• REQUIREMENT: Go through the lines below and copy each one that holds the string "text".

• DATASET RECORDS:
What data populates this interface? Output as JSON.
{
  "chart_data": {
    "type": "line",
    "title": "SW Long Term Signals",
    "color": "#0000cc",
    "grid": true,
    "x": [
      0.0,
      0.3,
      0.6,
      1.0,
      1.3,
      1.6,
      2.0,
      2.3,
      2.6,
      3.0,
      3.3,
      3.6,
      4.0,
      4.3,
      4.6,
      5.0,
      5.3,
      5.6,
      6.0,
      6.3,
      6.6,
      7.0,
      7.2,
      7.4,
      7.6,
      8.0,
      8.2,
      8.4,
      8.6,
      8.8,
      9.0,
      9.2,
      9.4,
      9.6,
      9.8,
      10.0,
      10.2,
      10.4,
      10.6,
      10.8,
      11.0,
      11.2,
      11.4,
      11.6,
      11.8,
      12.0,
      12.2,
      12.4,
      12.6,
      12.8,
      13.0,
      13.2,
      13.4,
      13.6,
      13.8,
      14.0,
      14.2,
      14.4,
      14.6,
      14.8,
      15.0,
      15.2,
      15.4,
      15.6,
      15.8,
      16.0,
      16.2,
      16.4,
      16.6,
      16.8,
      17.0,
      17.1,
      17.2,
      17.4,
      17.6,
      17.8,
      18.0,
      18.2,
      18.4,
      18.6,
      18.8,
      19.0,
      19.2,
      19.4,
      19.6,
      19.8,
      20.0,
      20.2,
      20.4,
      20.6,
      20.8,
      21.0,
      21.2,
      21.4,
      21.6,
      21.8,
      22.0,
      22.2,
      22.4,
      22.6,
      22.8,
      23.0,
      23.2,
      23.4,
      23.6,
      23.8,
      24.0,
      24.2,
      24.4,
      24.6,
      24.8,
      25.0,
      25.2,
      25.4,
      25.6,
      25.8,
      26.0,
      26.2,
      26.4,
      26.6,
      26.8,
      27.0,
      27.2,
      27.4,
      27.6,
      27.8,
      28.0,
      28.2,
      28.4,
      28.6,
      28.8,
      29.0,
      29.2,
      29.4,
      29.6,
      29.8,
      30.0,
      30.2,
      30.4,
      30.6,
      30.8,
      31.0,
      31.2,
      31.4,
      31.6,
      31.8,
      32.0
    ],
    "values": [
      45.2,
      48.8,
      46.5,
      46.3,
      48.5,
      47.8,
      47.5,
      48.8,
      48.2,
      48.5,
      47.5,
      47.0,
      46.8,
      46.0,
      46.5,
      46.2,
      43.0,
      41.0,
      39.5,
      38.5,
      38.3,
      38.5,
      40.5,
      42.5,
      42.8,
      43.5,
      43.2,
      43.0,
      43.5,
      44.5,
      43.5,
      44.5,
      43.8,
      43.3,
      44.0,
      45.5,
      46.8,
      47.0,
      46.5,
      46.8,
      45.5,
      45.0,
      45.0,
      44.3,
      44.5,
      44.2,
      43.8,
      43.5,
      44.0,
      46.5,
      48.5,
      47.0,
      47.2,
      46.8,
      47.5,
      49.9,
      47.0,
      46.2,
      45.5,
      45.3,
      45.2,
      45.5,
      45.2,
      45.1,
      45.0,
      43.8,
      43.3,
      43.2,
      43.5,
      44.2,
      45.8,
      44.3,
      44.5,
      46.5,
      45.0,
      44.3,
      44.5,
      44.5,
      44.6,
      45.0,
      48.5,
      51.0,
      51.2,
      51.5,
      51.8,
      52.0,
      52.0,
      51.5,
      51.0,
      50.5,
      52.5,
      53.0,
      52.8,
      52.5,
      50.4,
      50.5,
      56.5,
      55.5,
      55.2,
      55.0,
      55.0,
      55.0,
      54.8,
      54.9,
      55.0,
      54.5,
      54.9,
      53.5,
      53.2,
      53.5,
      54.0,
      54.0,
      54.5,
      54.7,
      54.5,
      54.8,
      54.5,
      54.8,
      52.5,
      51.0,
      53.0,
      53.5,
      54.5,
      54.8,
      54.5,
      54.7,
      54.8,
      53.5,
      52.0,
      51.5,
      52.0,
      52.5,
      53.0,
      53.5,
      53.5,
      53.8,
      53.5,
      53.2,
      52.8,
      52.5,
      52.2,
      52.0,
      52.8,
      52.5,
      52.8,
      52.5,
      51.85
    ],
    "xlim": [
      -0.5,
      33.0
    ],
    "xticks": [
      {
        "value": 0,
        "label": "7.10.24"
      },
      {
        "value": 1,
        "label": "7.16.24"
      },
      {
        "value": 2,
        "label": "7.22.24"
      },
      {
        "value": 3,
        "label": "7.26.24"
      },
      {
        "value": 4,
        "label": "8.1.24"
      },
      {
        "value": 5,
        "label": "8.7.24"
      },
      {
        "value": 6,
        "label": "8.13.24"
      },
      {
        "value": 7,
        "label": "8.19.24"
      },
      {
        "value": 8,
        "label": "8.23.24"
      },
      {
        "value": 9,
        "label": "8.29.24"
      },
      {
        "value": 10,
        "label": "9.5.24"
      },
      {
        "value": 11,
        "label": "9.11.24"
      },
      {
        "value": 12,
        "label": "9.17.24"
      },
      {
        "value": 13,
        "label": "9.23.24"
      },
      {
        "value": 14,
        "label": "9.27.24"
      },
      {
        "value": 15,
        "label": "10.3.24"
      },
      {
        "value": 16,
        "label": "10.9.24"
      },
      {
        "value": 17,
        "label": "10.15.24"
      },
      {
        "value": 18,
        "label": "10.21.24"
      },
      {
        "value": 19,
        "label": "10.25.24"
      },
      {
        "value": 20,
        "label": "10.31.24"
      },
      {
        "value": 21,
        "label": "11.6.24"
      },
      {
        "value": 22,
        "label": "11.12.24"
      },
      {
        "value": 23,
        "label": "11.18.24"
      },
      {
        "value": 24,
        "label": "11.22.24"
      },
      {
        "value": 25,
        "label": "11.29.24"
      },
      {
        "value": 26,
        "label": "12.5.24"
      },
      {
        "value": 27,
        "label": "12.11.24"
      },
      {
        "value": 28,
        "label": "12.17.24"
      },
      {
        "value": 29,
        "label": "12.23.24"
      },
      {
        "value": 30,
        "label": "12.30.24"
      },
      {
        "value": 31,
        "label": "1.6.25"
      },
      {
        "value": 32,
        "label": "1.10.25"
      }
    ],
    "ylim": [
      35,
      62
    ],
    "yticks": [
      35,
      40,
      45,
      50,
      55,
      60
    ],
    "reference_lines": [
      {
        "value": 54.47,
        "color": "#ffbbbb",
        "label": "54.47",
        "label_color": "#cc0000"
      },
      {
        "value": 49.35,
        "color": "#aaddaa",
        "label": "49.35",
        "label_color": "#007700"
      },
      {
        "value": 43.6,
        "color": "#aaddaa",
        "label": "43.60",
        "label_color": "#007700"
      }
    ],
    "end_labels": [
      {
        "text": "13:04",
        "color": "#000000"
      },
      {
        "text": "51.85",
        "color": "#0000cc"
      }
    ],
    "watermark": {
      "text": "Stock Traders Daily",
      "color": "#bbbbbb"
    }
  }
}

• SOLUTION TO THE EXERCISE:
        "text": "13:04",
        "text": "51.85",
      "text": "Stock Traders Daily",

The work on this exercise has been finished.